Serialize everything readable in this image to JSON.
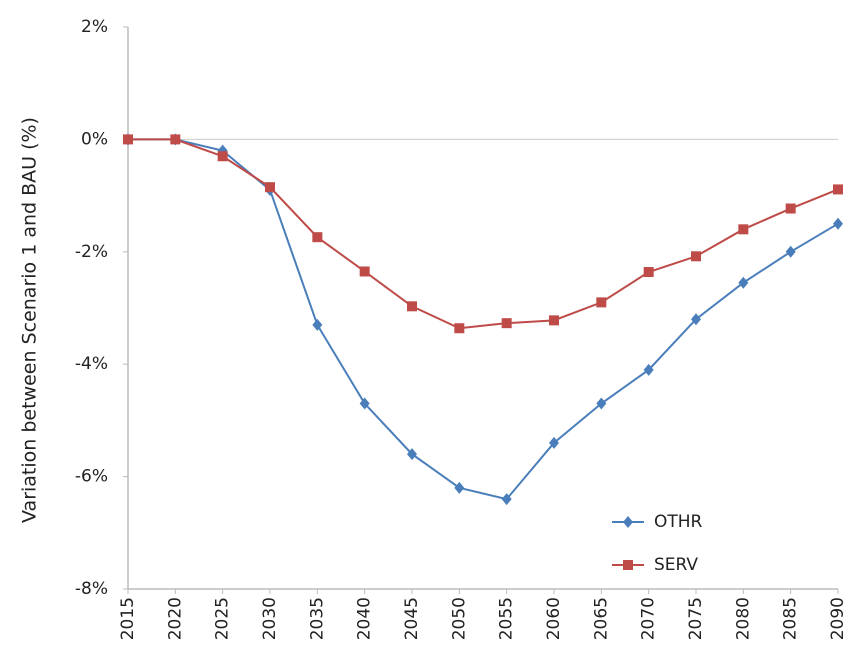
{
  "chart_data": {
    "type": "line",
    "y_label": "Variation between Scenario 1 and BAU (%)",
    "x": [
      2015,
      2020,
      2025,
      2030,
      2035,
      2040,
      2045,
      2050,
      2055,
      2060,
      2065,
      2070,
      2075,
      2080,
      2085,
      2090
    ],
    "xlim": [
      2015,
      2090
    ],
    "xticks": [
      2015,
      2020,
      2025,
      2030,
      2035,
      2040,
      2045,
      2050,
      2055,
      2060,
      2065,
      2070,
      2075,
      2080,
      2085,
      2090
    ],
    "ylim": [
      -8,
      2
    ],
    "yticks": [
      {
        "value": -8,
        "label": "-8%"
      },
      {
        "value": -6,
        "label": "-6%"
      },
      {
        "value": -4,
        "label": "-4%"
      },
      {
        "value": -2,
        "label": "-2%"
      },
      {
        "value": 0,
        "label": "0%"
      },
      {
        "value": 2,
        "label": "2%"
      }
    ],
    "grid": false,
    "legend": "lower right",
    "series": [
      {
        "name": "OTHR",
        "color": "#4a7ebb",
        "marker": "diamond",
        "values": [
          0,
          0,
          -0.2,
          -0.9,
          -3.3,
          -4.7,
          -5.6,
          -6.2,
          -6.4,
          -5.4,
          -4.7,
          -4.1,
          -3.2,
          -2.55,
          -2.0,
          -1.5
        ]
      },
      {
        "name": "SERV",
        "color": "#be4b48",
        "marker": "square",
        "values": [
          0,
          0,
          -0.3,
          -0.85,
          -1.74,
          -2.35,
          -2.97,
          -3.36,
          -3.27,
          -3.22,
          -2.9,
          -2.36,
          -2.08,
          -1.6,
          -1.23,
          -0.89
        ]
      }
    ]
  }
}
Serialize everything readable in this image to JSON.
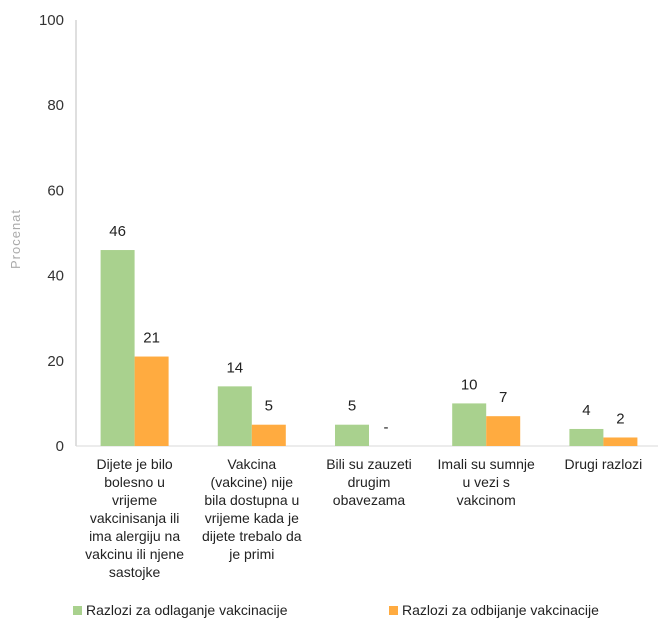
{
  "chart_data": {
    "type": "bar",
    "ylabel": "Procenat",
    "ylim": [
      0,
      100
    ],
    "yticks": [
      0,
      20,
      40,
      60,
      80,
      100
    ],
    "grid": false,
    "legend_position": "bottom",
    "categories": [
      "Dijete je bilo bolesno u vrijeme vakcinisanja ili ima alergiju na vakcinu ili njene sastojke",
      "Vakcina (vakcine) nije bila dostupna u vrijeme kada je dijete trebalo da je primi",
      "Bili su zauzeti drugim obavezama",
      "Imali su sumnje u vezi s vakcinom",
      "Drugi razlozi"
    ],
    "category_lines": [
      [
        "Dijete je bilo",
        "bolesno u",
        "vrijeme",
        "vakcinisanja ili",
        "ima alergiju na",
        "vakcinu ili njene",
        "sastojke"
      ],
      [
        "Vakcina",
        "(vakcine) nije",
        "bila dostupna u",
        "vrijeme kada je",
        "dijete trebalo da",
        "je primi"
      ],
      [
        "Bili su zauzeti",
        "drugim",
        "obavezama"
      ],
      [
        "Imali su sumnje",
        "u vezi s",
        "vakcinom"
      ],
      [
        "Drugi razlozi"
      ]
    ],
    "series": [
      {
        "name": "Razlozi za odlaganje vakcinacije",
        "color": "#a9d18e",
        "values": [
          46,
          14,
          5,
          10,
          4
        ],
        "labels": [
          "46",
          "14",
          "5",
          "10",
          "4"
        ]
      },
      {
        "name": "Razlozi za odbijanje vakcinacije",
        "color": "#ffab40",
        "values": [
          21,
          5,
          0,
          7,
          2
        ],
        "labels": [
          "21",
          "5",
          "-",
          "7",
          "2"
        ]
      }
    ]
  }
}
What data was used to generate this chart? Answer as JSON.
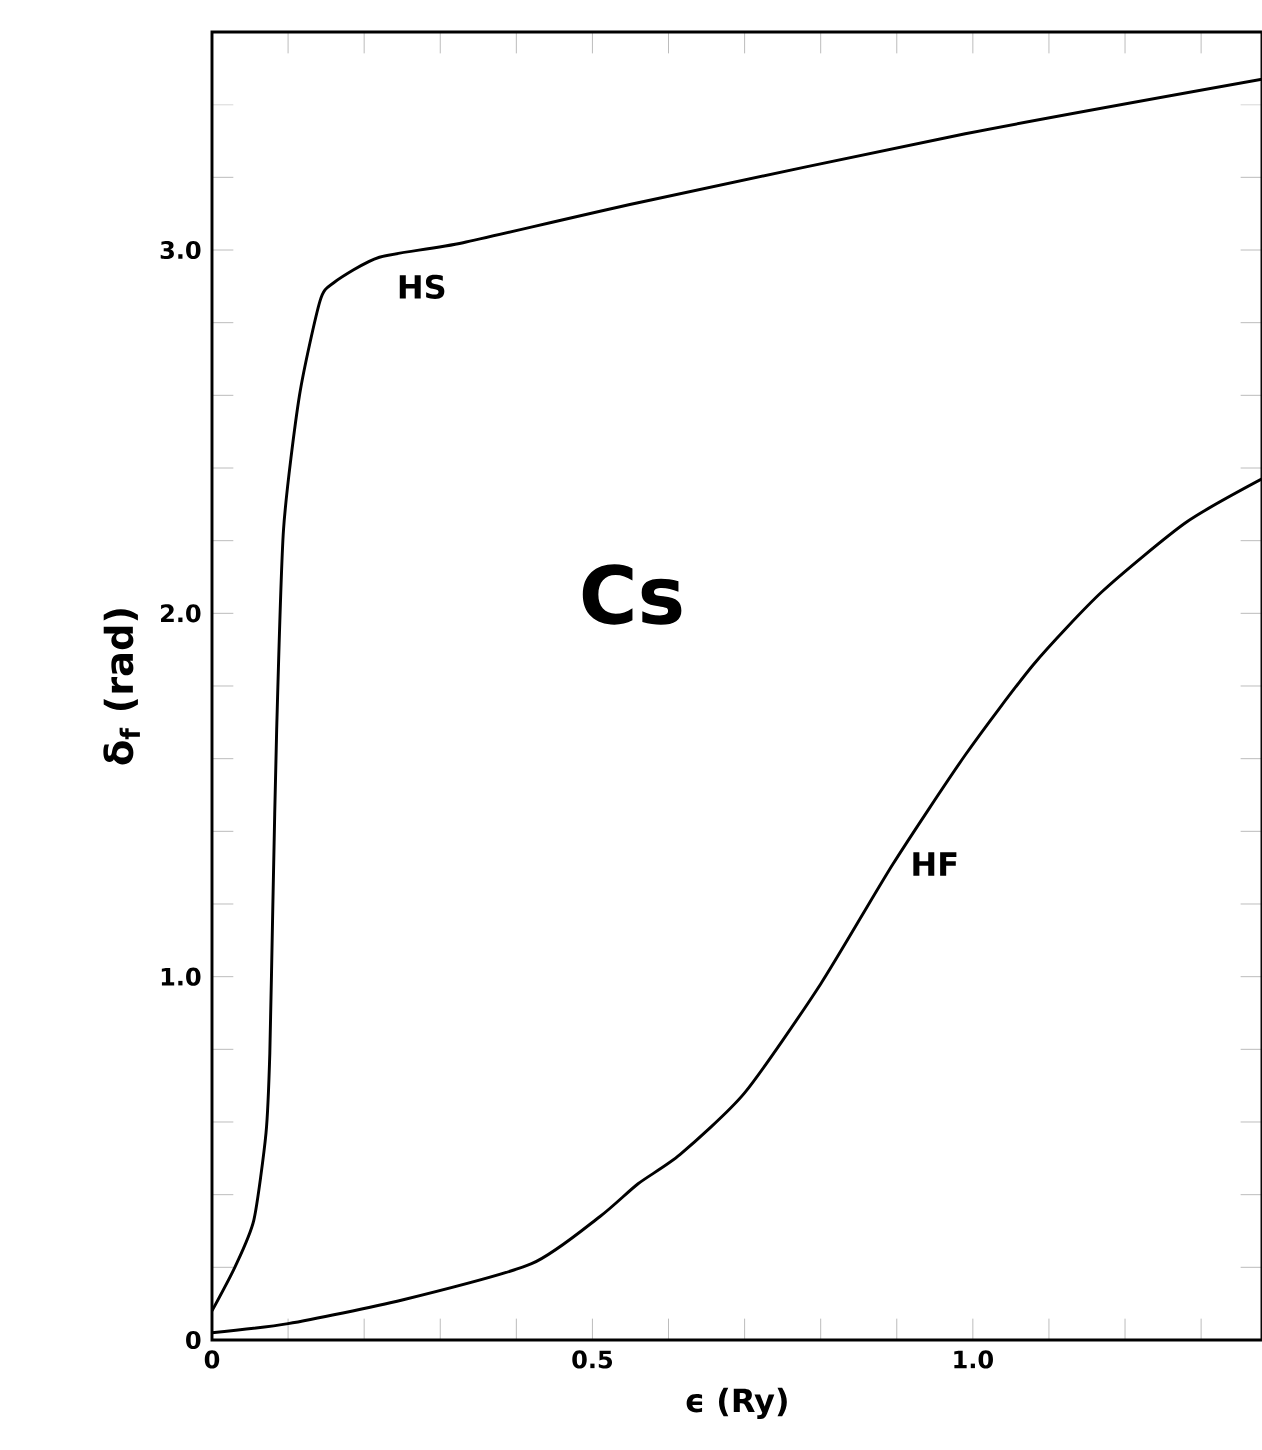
{
  "chart_data": {
    "type": "line",
    "xlabel": "ϵ (Ry)",
    "ylabel": "δ$_{f}$ (rad)",
    "annotations": [
      "Cs"
    ],
    "xlim": [
      0,
      1.38
    ],
    "ylim": [
      0,
      3.6
    ],
    "xticks": [
      0,
      {
        "value": 0.1,
        "label": null
      },
      {
        "value": 0.2,
        "label": null
      },
      {
        "value": 0.3,
        "label": null
      },
      {
        "value": 0.4,
        "label": null
      },
      0.5,
      {
        "value": 0.6,
        "label": null
      },
      {
        "value": 0.7,
        "label": null
      },
      {
        "value": 0.8,
        "label": null
      },
      {
        "value": 0.9,
        "label": null
      },
      {
        "value": 1.0,
        "label": "1.0"
      },
      {
        "value": 1.1,
        "label": null
      },
      {
        "value": 1.2,
        "label": null
      },
      {
        "value": 1.3,
        "label": null
      }
    ],
    "yticks": [
      0,
      {
        "value": 0.2,
        "label": null
      },
      {
        "value": 0.4,
        "label": null
      },
      {
        "value": 0.6,
        "label": null
      },
      {
        "value": 0.8,
        "label": null
      },
      {
        "value": 1.0,
        "label": "1.0"
      },
      {
        "value": 1.2,
        "label": null
      },
      {
        "value": 1.4,
        "label": null
      },
      {
        "value": 1.6,
        "label": null
      },
      {
        "value": 1.8,
        "label": null
      },
      {
        "value": 2.0,
        "label": "2.0"
      },
      {
        "value": 2.2,
        "label": null
      },
      {
        "value": 2.4,
        "label": null
      },
      {
        "value": 2.6,
        "label": null
      },
      {
        "value": 2.8,
        "label": null
      },
      {
        "value": 3.0,
        "label": "3.0"
      },
      {
        "value": 3.2,
        "label": null
      },
      {
        "value": 3.4,
        "label": null
      }
    ],
    "series": [
      {
        "name": "HS",
        "color": "#000000",
        "x": [
          0,
          0.03,
          0.055,
          0.071,
          0.076,
          0.08,
          0.085,
          0.094,
          0.115,
          0.142,
          0.16,
          0.22,
          0.33,
          0.56,
          0.99,
          1.38
        ],
        "values": [
          0.08,
          0.2,
          0.33,
          0.57,
          0.79,
          1.2,
          1.68,
          2.23,
          2.6,
          2.86,
          2.91,
          2.98,
          3.02,
          3.13,
          3.32,
          3.47
        ]
      },
      {
        "name": "HF",
        "color": "#000000",
        "x": [
          0,
          0.1,
          0.25,
          0.42,
          0.51,
          0.56,
          0.615,
          0.7,
          0.8,
          0.895,
          0.99,
          1.08,
          1.17,
          1.28,
          1.38
        ],
        "values": [
          0.02,
          0.045,
          0.11,
          0.21,
          0.34,
          0.43,
          0.51,
          0.68,
          0.98,
          1.31,
          1.61,
          1.86,
          2.06,
          2.25,
          2.37
        ]
      }
    ]
  }
}
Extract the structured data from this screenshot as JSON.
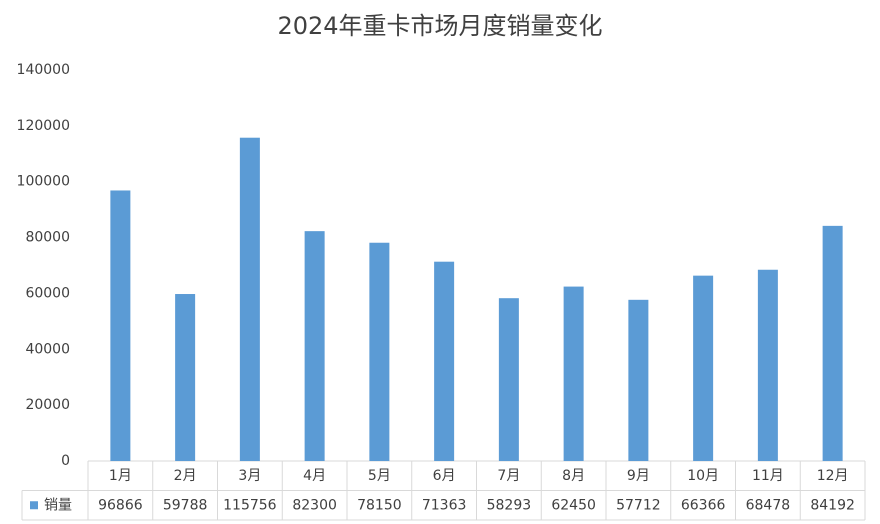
{
  "chart_data": {
    "type": "bar",
    "title": "2024年重卡市场月度销量变化",
    "categories": [
      "1月",
      "2月",
      "3月",
      "4月",
      "5月",
      "6月",
      "7月",
      "8月",
      "9月",
      "10月",
      "11月",
      "12月"
    ],
    "series": [
      {
        "name": "销量",
        "color": "#5b9bd5",
        "values": [
          96866,
          59788,
          115756,
          82300,
          78150,
          71363,
          58293,
          62450,
          57712,
          66366,
          68478,
          84192
        ]
      }
    ],
    "ylim": [
      0,
      140000
    ],
    "yticks": [
      0,
      20000,
      40000,
      60000,
      80000,
      100000,
      120000,
      140000
    ],
    "grid": false
  }
}
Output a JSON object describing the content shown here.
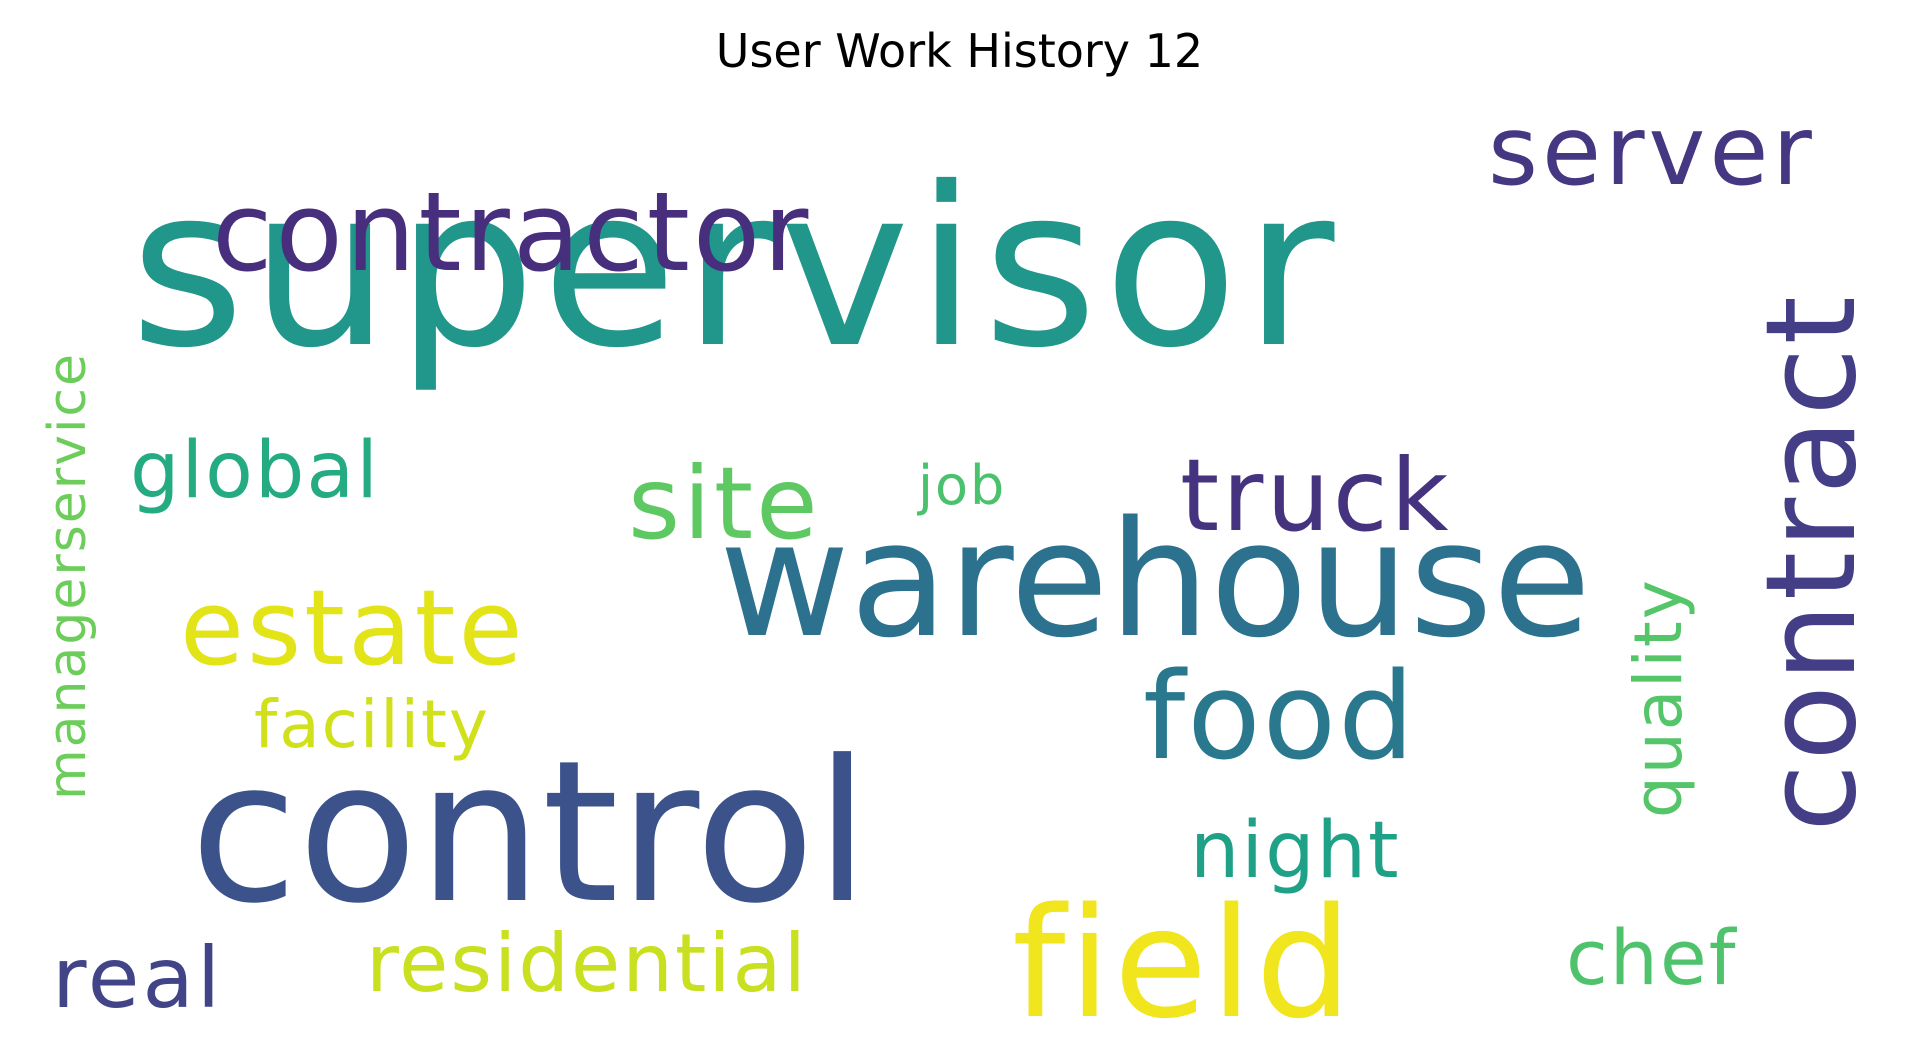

____

→ **TASK DETAILS**
Will you set down the records word for word while leaving out every picture?

→ **SOLUTION TO THE PROBLEM**
Serialize everything readable in this image to JSON.
{
  "chart_data": {
    "type": "line",
    "y_label": "Variation between Scenario 1 and BAU (%)",
    "x": [
      2015,
      2020,
      2025,
      2030,
      2035,
      2040,
      2045,
      2050,
      2055,
      2060,
      2065,
      2070,
      2075,
      2080,
      2085,
      2090
    ],
    "xlim": [
      2015,
      2090
    ],
    "xticks": [
      2015,
      2020,
      2025,
      2030,
      2035,
      2040,
      2045,
      2050,
      2055,
      2060,
      2065,
      2070,
      2075,
      2080,
      2085,
      2090
    ],
    "ylim": [
      -8,
      2
    ],
    "yticks": [
      {
        "value": -8,
        "label": "-8%"
      },
      {
        "value": -6,
        "label": "-6%"
      },
      {
        "value": -4,
        "label": "-4%"
      },
      {
        "value": -2,
        "label": "-2%"
      },
      {
        "value": 0,
        "label": "0%"
      },
      {
        "value": 2,
        "label": "2%"
      }
    ],
    "grid": false,
    "legend": "lower right",
    "series": [
      {
        "name": "OTHR",
        "color": "#4a7ebb",
        "marker": "diamond",
        "values": [
          0,
          0,
          -0.2,
          -0.9,
          -3.3,
          -4.7,
          -5.6,
          -6.2,
          -6.4,
          -5.4,
          -4.7,
          -4.1,
          -3.2,
          -2.55,
          -2.0,
          -1.5
        ]
      },
      {
        "name": "SERV",
        "color": "#be4b48",
        "marker": "square",
        "values": [
          0,
          0,
          -0.3,
          -0.85,
          -1.74,
          -2.35,
          -2.97,
          -3.36,
          -3.27,
          -3.22,
          -2.9,
          -2.36,
          -2.08,
          -1.6,
          -1.23,
          -0.89
        ]
      }
    ]
  }
}
Serialize everything readable in this image to JSON.
{
  "chart_data": {
    "type": "bar",
    "ylabel": "Procenat",
    "ylim": [
      0,
      100
    ],
    "yticks": [
      0,
      20,
      40,
      60,
      80,
      100
    ],
    "grid": false,
    "legend_position": "bottom",
    "categories": [
      "Dijete je bilo bolesno u vrijeme vakcinisanja ili ima alergiju na vakcinu ili njene sastojke",
      "Vakcina (vakcine) nije bila dostupna u vrijeme kada je dijete trebalo da je primi",
      "Bili su zauzeti drugim obavezama",
      "Imali su sumnje u vezi s vakcinom",
      "Drugi razlozi"
    ],
    "category_lines": [
      [
        "Dijete je bilo",
        "bolesno u",
        "vrijeme",
        "vakcinisanja ili",
        "ima alergiju na",
        "vakcinu ili njene",
        "sastojke"
      ],
      [
        "Vakcina",
        "(vakcine) nije",
        "bila dostupna u",
        "vrijeme kada je",
        "dijete trebalo da",
        "je primi"
      ],
      [
        "Bili su zauzeti",
        "drugim",
        "obavezama"
      ],
      [
        "Imali su sumnje",
        "u vezi s",
        "vakcinom"
      ],
      [
        "Drugi razlozi"
      ]
    ],
    "series": [
      {
        "name": "Razlozi za odlaganje vakcinacije",
        "color": "#a9d18e",
        "values": [
          46,
          14,
          5,
          10,
          4
        ],
        "labels": [
          "46",
          "14",
          "5",
          "10",
          "4"
        ]
      },
      {
        "name": "Razlozi za odbijanje vakcinacije",
        "color": "#ffab40",
        "values": [
          21,
          5,
          0,
          7,
          2
        ],
        "labels": [
          "21",
          "5",
          "-",
          "7",
          "2"
        ]
      }
    ]
  }
}
What data was used to generate this chart? Answer as JSON.
{
  "chart_data": {
    "type": "line",
    "xlabel": "ϵ (Ry)",
    "ylabel": "δ$_{f}$ (rad)",
    "annotations": [
      "Cs"
    ],
    "xlim": [
      0,
      1.38
    ],
    "ylim": [
      0,
      3.6
    ],
    "xticks": [
      0,
      {
        "value": 0.1,
        "label": null
      },
      {
        "value": 0.2,
        "label": null
      },
      {
        "value": 0.3,
        "label": null
      },
      {
        "value": 0.4,
        "label": null
      },
      0.5,
      {
        "value": 0.6,
        "label": null
      },
      {
        "value": 0.7,
        "label": null
      },
      {
        "value": 0.8,
        "label": null
      },
      {
        "value": 0.9,
        "label": null
      },
      {
        "value": 1.0,
        "label": "1.0"
      },
      {
        "value": 1.1,
        "label": null
      },
      {
        "value": 1.2,
        "label": null
      },
      {
        "value": 1.3,
        "label": null
      }
    ],
    "yticks": [
      0,
      {
        "value": 0.2,
        "label": null
      },
      {
        "value": 0.4,
        "label": null
      },
      {
        "value": 0.6,
        "label": null
      },
      {
        "value": 0.8,
        "label": null
      },
      {
        "value": 1.0,
        "label": "1.0"
      },
      {
        "value": 1.2,
        "label": null
      },
      {
        "value": 1.4,
        "label": null
      },
      {
        "value": 1.6,
        "label": null
      },
      {
        "value": 1.8,
        "label": null
      },
      {
        "value": 2.0,
        "label": "2.0"
      },
      {
        "value": 2.2,
        "label": null
      },
      {
        "value": 2.4,
        "label": null
      },
      {
        "value": 2.6,
        "label": null
      },
      {
        "value": 2.8,
        "label": null
      },
      {
        "value": 3.0,
        "label": "3.0"
      },
      {
        "value": 3.2,
        "label": null
      },
      {
        "value": 3.4,
        "label": null
      }
    ],
    "series": [
      {
        "name": "HS",
        "color": "#000000",
        "x": [
          0,
          0.03,
          0.055,
          0.071,
          0.076,
          0.08,
          0.085,
          0.094,
          0.115,
          0.142,
          0.16,
          0.22,
          0.33,
          0.56,
          0.99,
          1.38
        ],
        "values": [
          0.08,
          0.2,
          0.33,
          0.57,
          0.79,
          1.2,
          1.68,
          2.23,
          2.6,
          2.86,
          2.91,
          2.98,
          3.02,
          3.13,
          3.32,
          3.47
        ]
      },
      {
        "name": "HF",
        "color": "#000000",
        "x": [
          0,
          0.1,
          0.25,
          0.42,
          0.51,
          0.56,
          0.615,
          0.7,
          0.8,
          0.895,
          0.99,
          1.08,
          1.17,
          1.28,
          1.38
        ],
        "values": [
          0.02,
          0.045,
          0.11,
          0.21,
          0.34,
          0.43,
          0.51,
          0.68,
          0.98,
          1.31,
          1.61,
          1.86,
          2.06,
          2.25,
          2.37
        ]
      }
    ]
  }
}
Extract the structured data from this screenshot as JSON.
{
  "chart_data": {
    "type": "bar",
    "title": "2024年重卡市场月度销量变化",
    "categories": [
      "1月",
      "2月",
      "3月",
      "4月",
      "5月",
      "6月",
      "7月",
      "8月",
      "9月",
      "10月",
      "11月",
      "12月"
    ],
    "series": [
      {
        "name": "销量",
        "color": "#5b9bd5",
        "values": [
          96866,
          59788,
          115756,
          82300,
          78150,
          71363,
          58293,
          62450,
          57712,
          66366,
          68478,
          84192
        ]
      }
    ],
    "ylim": [
      0,
      140000
    ],
    "yticks": [
      0,
      20000,
      40000,
      60000,
      80000,
      100000,
      120000,
      140000
    ],
    "grid": false
  }
}
Output a JSON object describing the content shown here.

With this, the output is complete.